-- Start --

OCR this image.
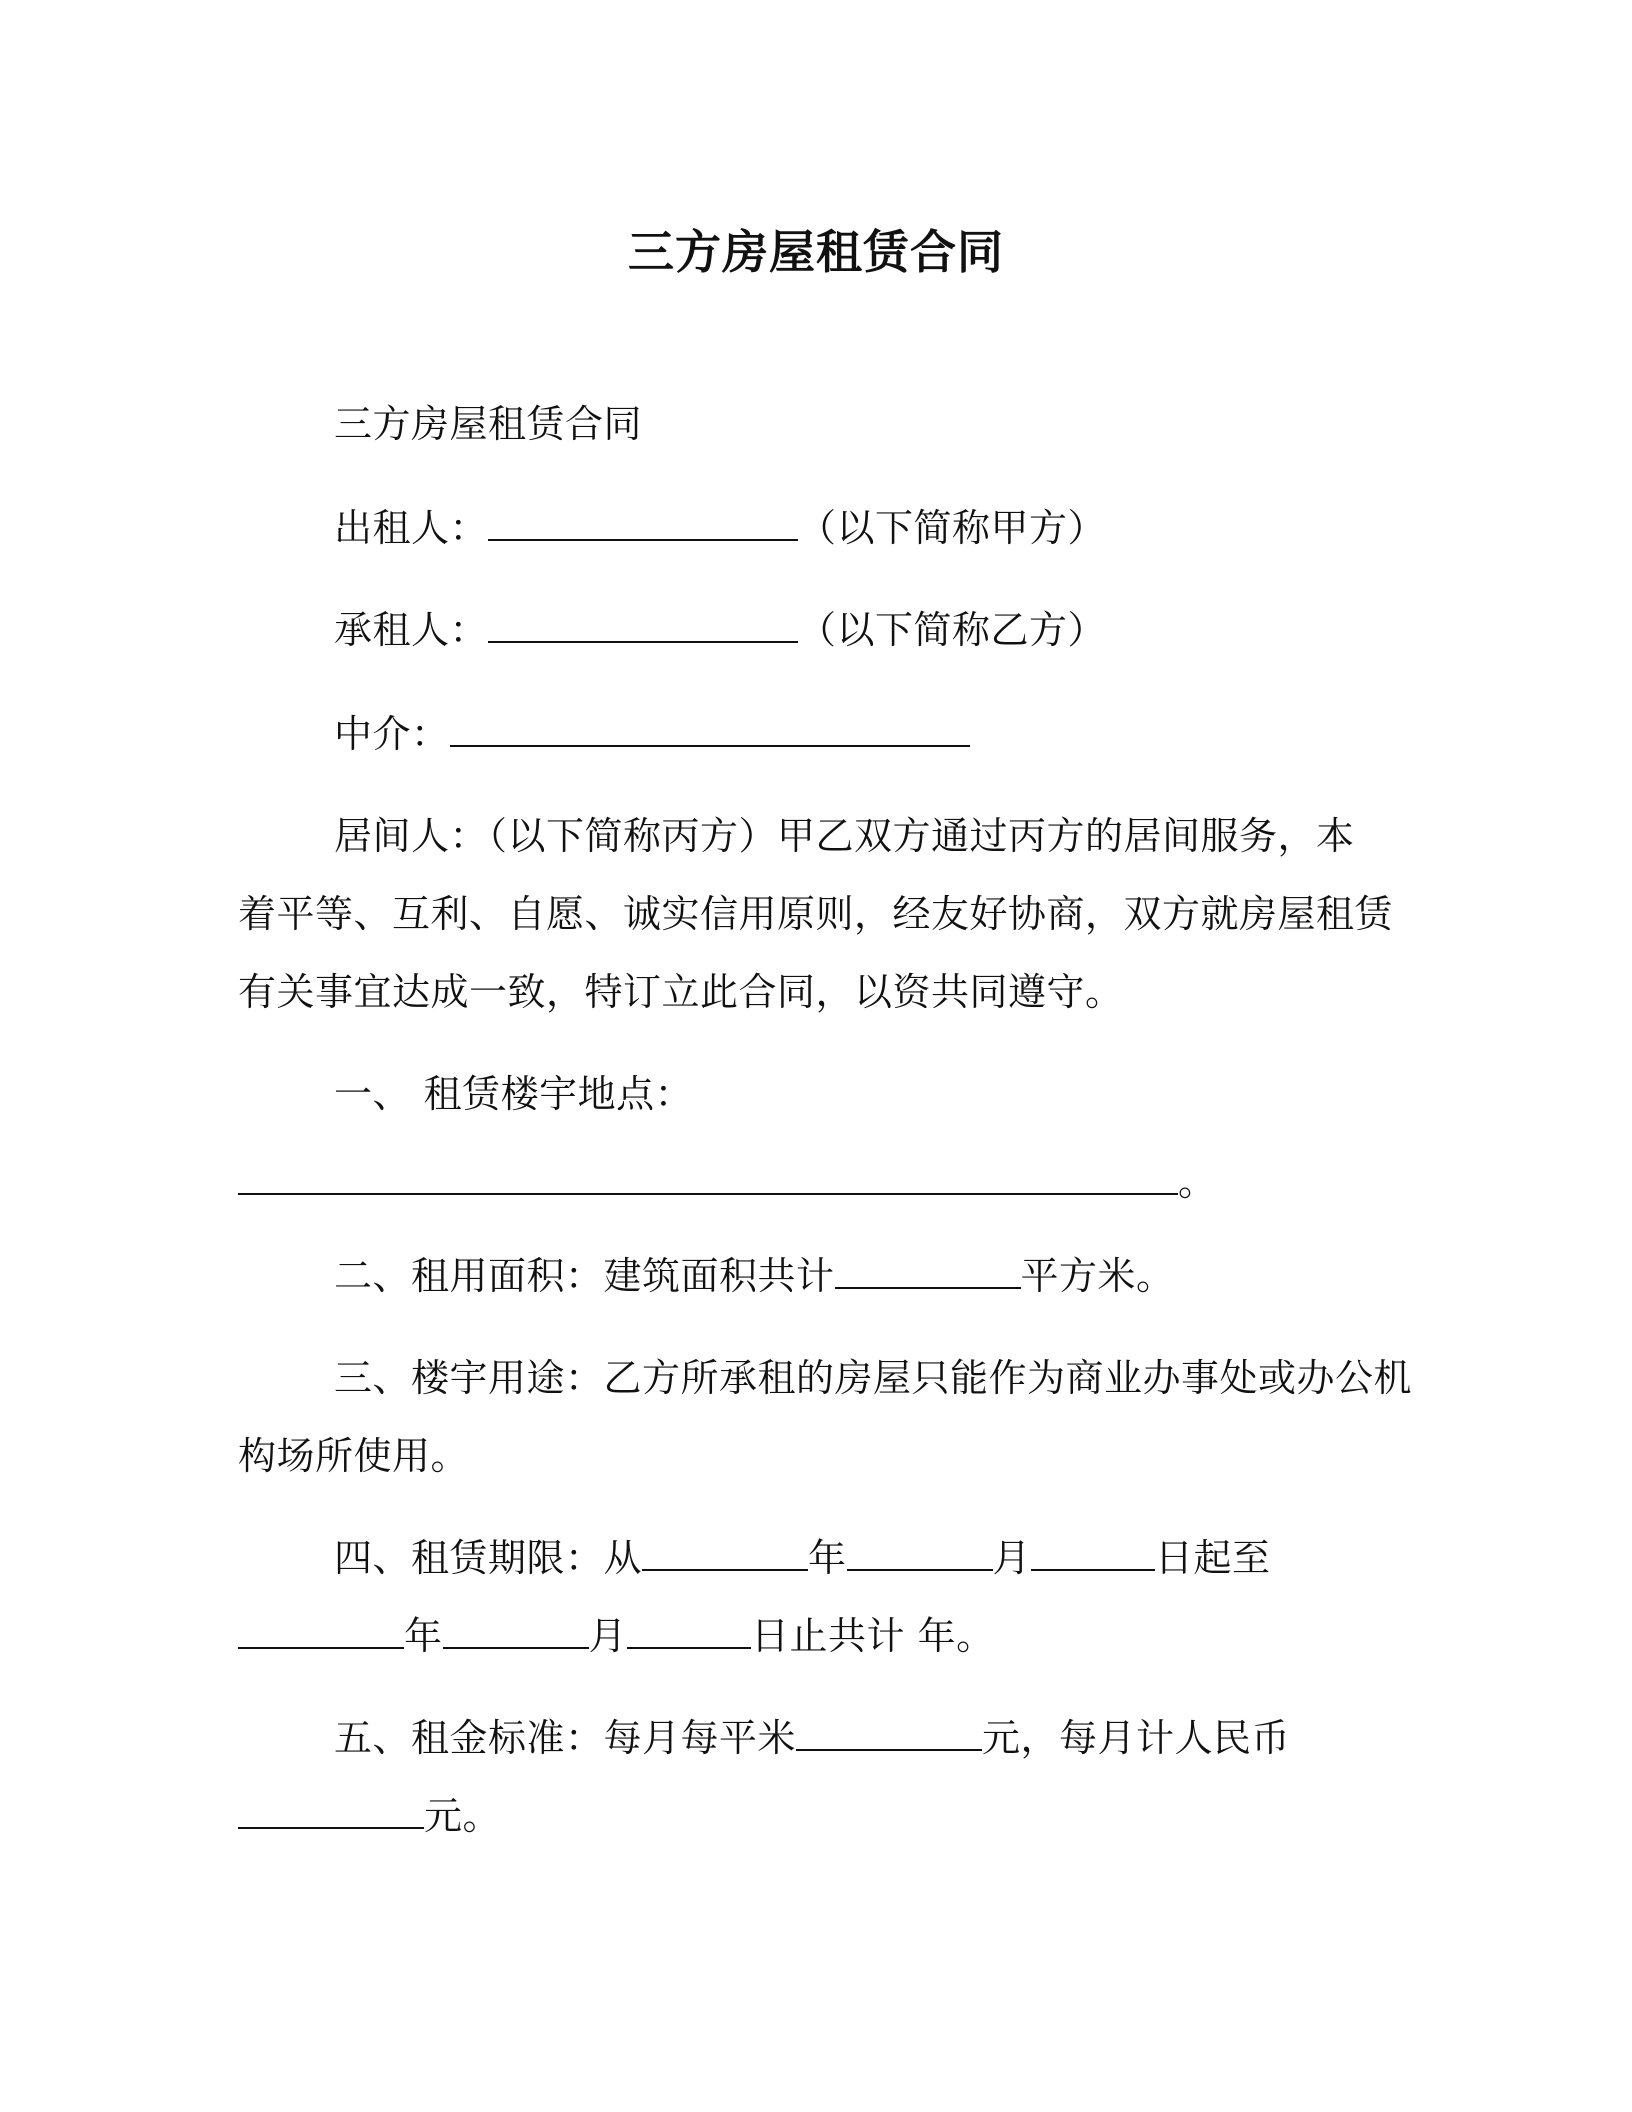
三方房屋租赁合同
三方房屋租赁合同
出租人：	（以下简称甲方）
承租人：	（以下简称乙方）
中介：
居间人：（以下简称丙方）甲乙双方通过丙方的居间服务，本
着平等、互利、自愿、诚实信用原则，经友好协商，双方就房屋租赁
有关事宜达成一致，特订立此合同，以资共同遵守。
一、 租赁楼宇地点：
。
二、租用面积：建筑面积共计	平方米。
三、楼宇用途：乙方所承租的房屋只能作为商业办事处或办公机
构场所使用。
四、租赁期限：从	年	月	日起至
年	月	日止共计 年。
五、租金标准：每月每平米	元，每月计人民币
元。
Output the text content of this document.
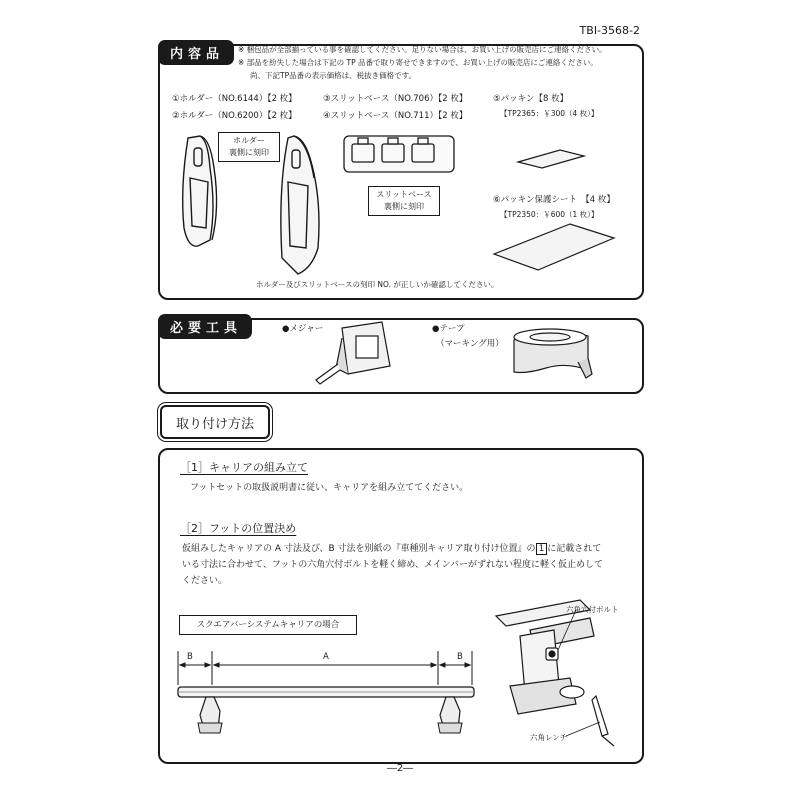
TBI-3568-2
内容品	※ 梱包品が全部揃っている事を確認してください。足りない場合は、お買い上げの販売店にご連絡ください。
※ 部品を紛失した場合は下記の TP 品番で取り寄せできますので、お買い上げの販売店にご連絡ください。
尚、下記TP品番の表示価格は、税抜き価格です。
①ホルダー（NO.6144）【2 枚】
②ホルダー（NO.6200）【2 枚】
③スリットベース（NO.706）【2 枚】
④スリットベース（NO.711）【2 枚】
⑤パッキン【8 枚】
【TP2365：￥300（4 枚）】
⑥パッキン保護シート　【4 枚】
【TP2350：￥600（1 枚）】
ホルダー
裏側に刻印
スリットベース
裏側に刻印
ホルダー及びスリットベースの刻印 NO. が正しいか確認してください。
必要工具	●メジャー	●テープ
（マーキング用）
取り付け方法
［1］キャリアの組み立て
フットセットの取扱説明書に従い、キャリアを組み立ててください。
［2］フットの位置決め
仮組みしたキャリアの A 寸法及び、B 寸法を別紙の『車種別キャリア取り付け位置』の 1 に記載されて
いる寸法に合わせて、フットの六角穴付ボルトを軽く締め、メインバーがずれない程度に軽く仮止めして
ください。
スクエアバーシステムキャリアの場合
B	A	B
六角穴付ボルト
六角レンチ
―2―
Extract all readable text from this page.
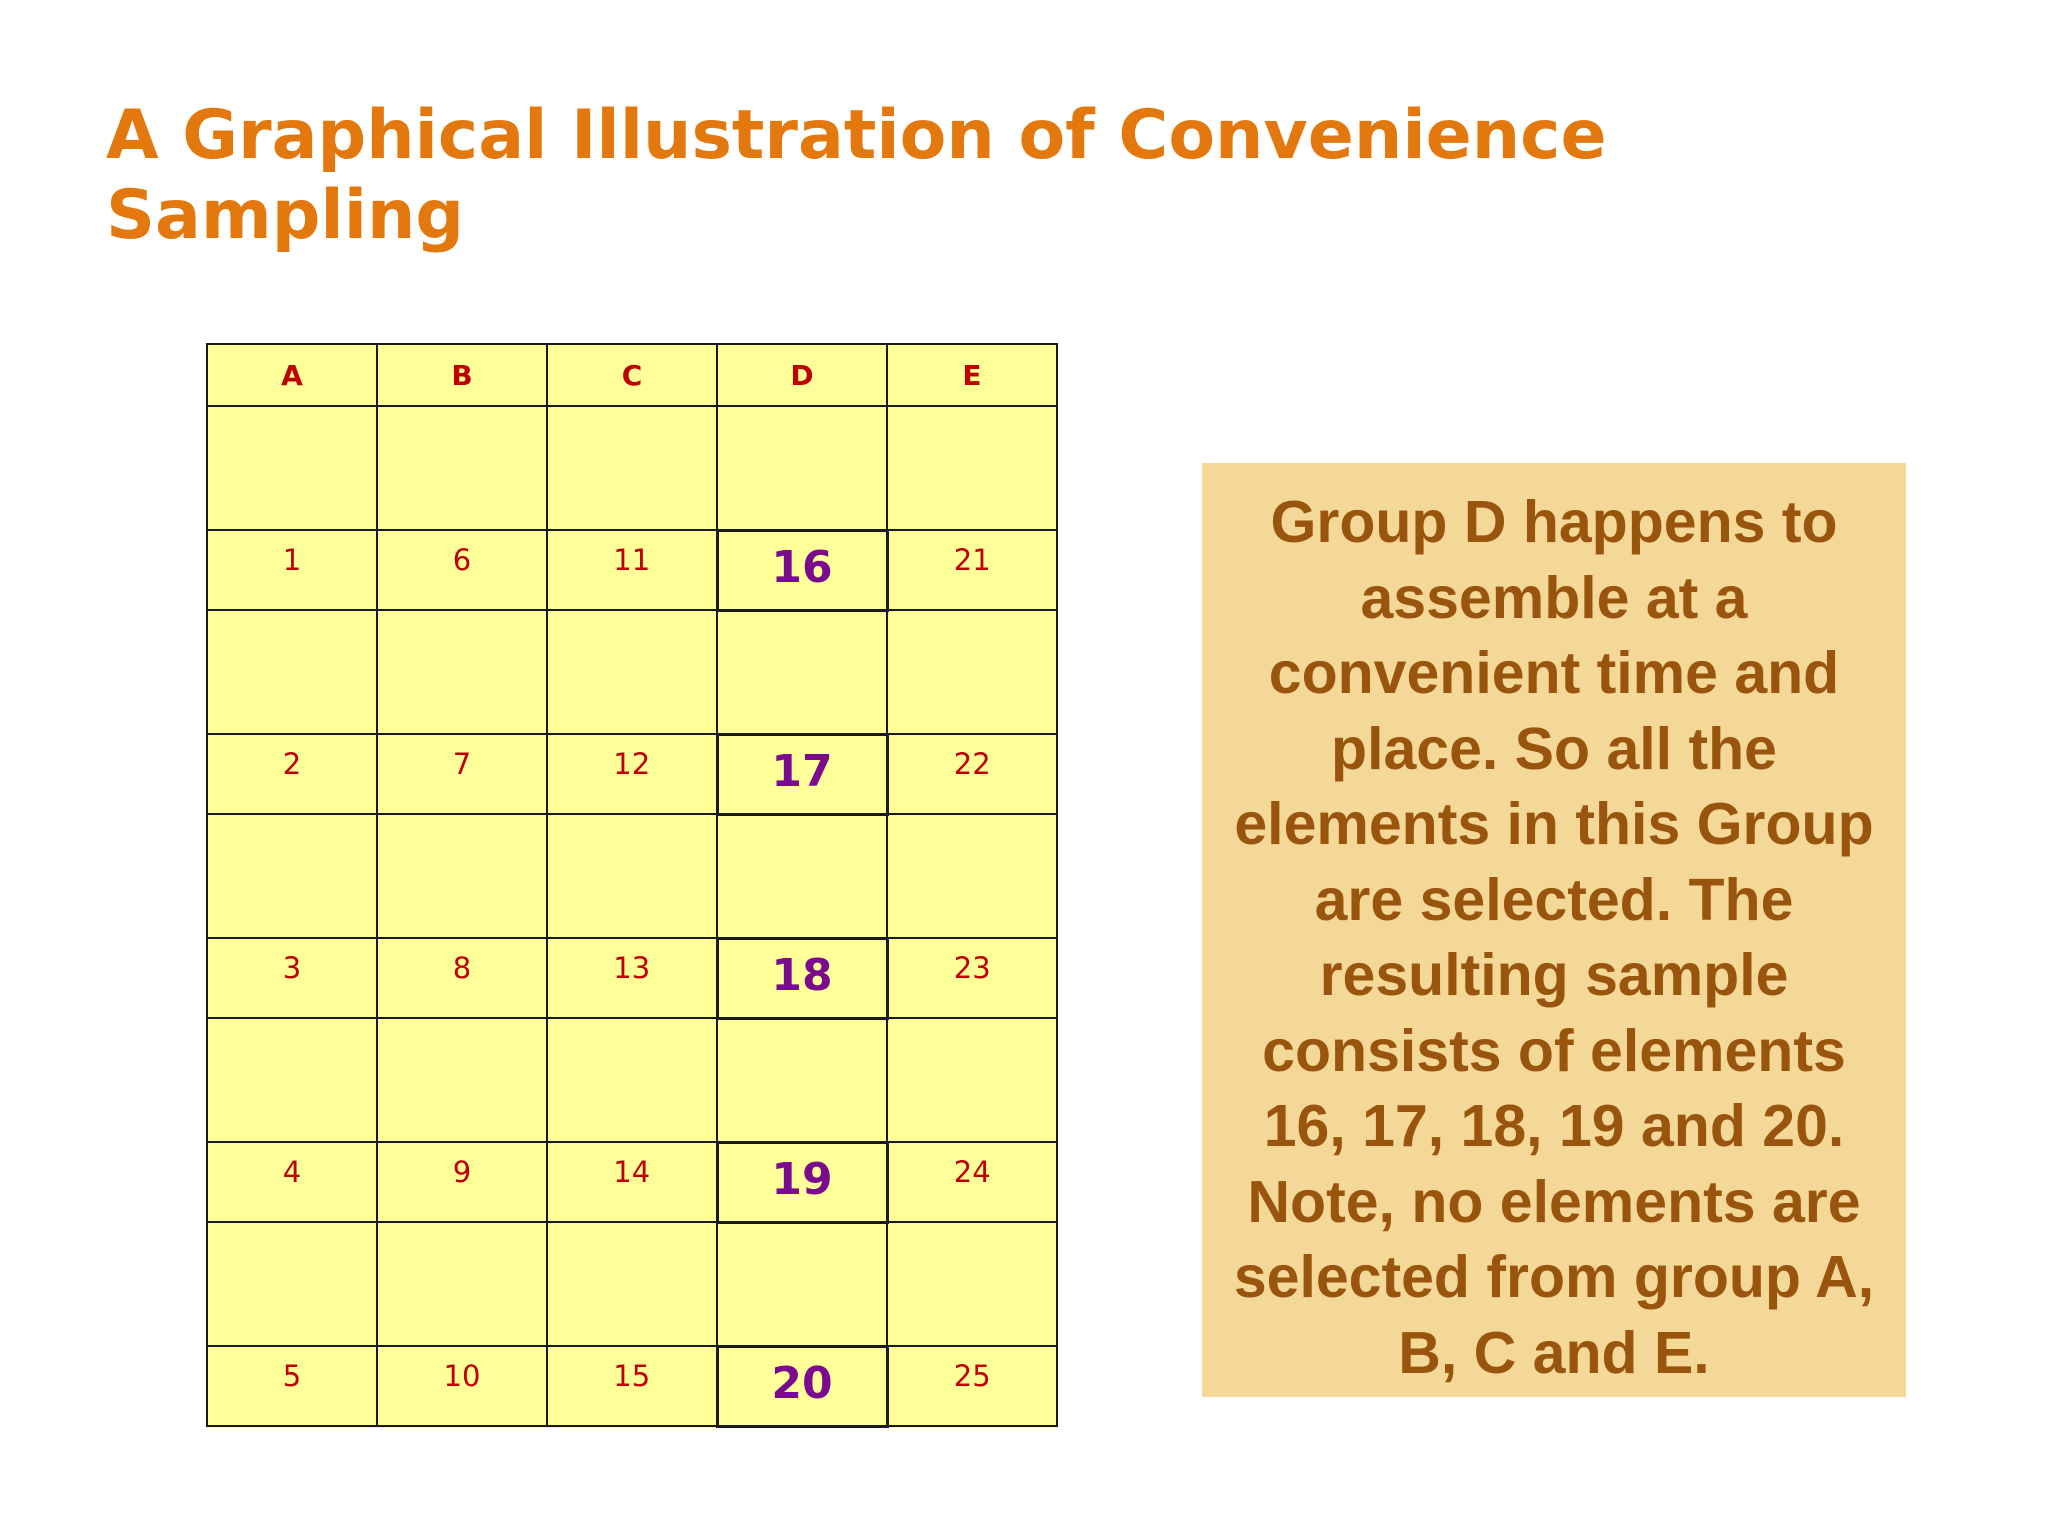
A Graphical Illustration of Convenience Sampling
A	B	C	D	E

1	6	11	16	21

2	7	12	17	22

3	8	13	18	23

4	9	14	19	24

5	10	15	20	25
Group D happens to assemble at a convenient time and place. So all the elements in this Group are selected. The resulting sample consists of elements 16, 17, 18, 19 and 20. Note, no elements are selected from group A, B, C and E.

-- End --

Exercise
Find the line with "Extract all readable text from this page." in the listing and extract it and all lines after it through the end, exactly, without the pictures.

Answer to the task
Extract all readable text from this page.
A Graphical Illustration of Convenience Sampling
A	B	C	D	E

1	6	11	16	21

2	7	12	17	22

3	8	13	18	23

4	9	14	19	24

5	10	15	20	25
Group D happens to assemble at a convenient time and place. So all the elements in this Group are selected. The resulting sample consists of elements 16, 17, 18, 19 and 20. Note, no elements are selected from group A, B, C and E.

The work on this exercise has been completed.